Items from a dataset
....
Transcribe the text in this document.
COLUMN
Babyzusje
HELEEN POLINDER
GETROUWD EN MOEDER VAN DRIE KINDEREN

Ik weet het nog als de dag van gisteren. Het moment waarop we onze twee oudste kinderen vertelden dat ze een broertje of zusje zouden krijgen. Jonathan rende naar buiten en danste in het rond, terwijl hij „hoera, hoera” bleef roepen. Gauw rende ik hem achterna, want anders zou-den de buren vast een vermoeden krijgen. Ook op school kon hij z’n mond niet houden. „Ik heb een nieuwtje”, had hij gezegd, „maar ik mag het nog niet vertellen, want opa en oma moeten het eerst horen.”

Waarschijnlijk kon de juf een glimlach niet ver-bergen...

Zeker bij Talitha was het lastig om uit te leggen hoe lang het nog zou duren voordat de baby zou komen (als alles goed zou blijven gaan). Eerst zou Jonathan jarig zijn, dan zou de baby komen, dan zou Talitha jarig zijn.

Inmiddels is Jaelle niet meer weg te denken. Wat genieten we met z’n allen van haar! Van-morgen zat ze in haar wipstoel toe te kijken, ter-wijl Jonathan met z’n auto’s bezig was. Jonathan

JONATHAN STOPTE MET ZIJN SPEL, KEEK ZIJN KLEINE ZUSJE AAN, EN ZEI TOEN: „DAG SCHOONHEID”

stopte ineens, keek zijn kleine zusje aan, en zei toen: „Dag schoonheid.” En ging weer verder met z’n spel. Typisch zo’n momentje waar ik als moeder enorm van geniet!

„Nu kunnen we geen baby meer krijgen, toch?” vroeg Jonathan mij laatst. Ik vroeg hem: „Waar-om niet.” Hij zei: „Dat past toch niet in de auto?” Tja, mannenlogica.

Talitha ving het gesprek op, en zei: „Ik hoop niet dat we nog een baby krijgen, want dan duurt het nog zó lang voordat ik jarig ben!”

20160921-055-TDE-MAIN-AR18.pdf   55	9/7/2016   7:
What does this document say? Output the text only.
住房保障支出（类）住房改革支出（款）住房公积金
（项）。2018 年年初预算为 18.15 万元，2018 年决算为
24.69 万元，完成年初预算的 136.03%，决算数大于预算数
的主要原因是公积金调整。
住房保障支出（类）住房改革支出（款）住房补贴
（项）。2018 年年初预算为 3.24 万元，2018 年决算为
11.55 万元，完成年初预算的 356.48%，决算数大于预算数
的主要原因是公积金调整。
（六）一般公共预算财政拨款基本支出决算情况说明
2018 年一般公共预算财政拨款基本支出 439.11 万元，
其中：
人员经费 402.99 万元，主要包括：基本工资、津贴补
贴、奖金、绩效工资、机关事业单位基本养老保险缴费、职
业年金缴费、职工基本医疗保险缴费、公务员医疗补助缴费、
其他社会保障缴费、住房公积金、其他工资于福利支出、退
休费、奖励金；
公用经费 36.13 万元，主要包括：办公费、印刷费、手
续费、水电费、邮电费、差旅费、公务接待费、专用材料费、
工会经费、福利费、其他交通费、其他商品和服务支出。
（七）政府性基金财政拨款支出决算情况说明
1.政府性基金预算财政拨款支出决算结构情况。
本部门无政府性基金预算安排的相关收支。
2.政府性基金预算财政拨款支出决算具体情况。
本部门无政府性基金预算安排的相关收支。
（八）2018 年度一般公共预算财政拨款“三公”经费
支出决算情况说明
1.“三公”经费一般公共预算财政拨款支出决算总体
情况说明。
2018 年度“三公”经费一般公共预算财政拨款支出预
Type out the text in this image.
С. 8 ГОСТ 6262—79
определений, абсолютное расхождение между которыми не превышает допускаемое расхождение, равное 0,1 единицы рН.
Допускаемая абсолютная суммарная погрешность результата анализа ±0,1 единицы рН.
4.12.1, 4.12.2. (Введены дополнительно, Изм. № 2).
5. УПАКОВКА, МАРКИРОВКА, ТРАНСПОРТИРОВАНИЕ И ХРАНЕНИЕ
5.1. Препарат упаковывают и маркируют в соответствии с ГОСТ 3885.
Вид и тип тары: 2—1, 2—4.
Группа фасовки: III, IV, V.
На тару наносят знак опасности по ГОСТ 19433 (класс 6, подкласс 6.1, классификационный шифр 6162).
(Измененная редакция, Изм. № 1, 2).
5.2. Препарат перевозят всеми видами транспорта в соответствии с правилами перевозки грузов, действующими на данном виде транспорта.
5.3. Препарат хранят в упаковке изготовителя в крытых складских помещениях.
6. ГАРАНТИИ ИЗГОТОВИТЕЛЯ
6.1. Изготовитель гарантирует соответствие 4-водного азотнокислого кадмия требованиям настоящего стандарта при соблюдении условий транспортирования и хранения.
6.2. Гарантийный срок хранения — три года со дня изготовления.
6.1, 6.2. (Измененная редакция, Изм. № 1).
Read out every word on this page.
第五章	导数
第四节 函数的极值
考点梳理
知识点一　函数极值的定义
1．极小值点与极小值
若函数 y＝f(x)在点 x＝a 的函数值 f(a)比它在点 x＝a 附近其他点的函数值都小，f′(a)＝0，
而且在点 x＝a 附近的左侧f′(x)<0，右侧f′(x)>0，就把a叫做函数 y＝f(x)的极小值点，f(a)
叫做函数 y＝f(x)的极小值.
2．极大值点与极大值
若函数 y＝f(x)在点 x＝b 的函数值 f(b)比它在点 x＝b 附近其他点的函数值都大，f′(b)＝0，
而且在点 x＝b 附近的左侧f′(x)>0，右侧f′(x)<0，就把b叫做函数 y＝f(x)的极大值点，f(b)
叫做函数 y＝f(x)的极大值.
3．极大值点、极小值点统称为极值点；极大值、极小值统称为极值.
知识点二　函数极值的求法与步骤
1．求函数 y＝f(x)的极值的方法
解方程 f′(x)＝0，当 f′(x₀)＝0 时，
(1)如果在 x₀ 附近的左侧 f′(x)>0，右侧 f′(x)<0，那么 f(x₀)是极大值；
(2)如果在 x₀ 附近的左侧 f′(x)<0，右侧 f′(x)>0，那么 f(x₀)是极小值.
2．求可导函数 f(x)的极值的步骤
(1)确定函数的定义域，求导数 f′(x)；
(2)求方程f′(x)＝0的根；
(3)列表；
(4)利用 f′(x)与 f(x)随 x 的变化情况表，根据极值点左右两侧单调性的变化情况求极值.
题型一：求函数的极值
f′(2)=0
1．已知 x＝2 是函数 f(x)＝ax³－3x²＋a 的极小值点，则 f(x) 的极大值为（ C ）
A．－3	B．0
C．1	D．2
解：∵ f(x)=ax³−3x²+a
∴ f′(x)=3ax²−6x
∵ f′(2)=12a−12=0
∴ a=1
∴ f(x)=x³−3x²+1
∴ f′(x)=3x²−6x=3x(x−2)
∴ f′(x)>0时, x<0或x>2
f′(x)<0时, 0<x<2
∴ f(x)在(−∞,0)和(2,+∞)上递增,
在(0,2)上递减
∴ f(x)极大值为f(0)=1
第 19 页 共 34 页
....
> Given task: Set out every line from the material that contains the string "住房公积金".

> Solution for this exercise:
住房保障支出（类）住房改革支出（款）住房公积金
其他社会保障缴费、住房公积金、其他工资于福利支出、退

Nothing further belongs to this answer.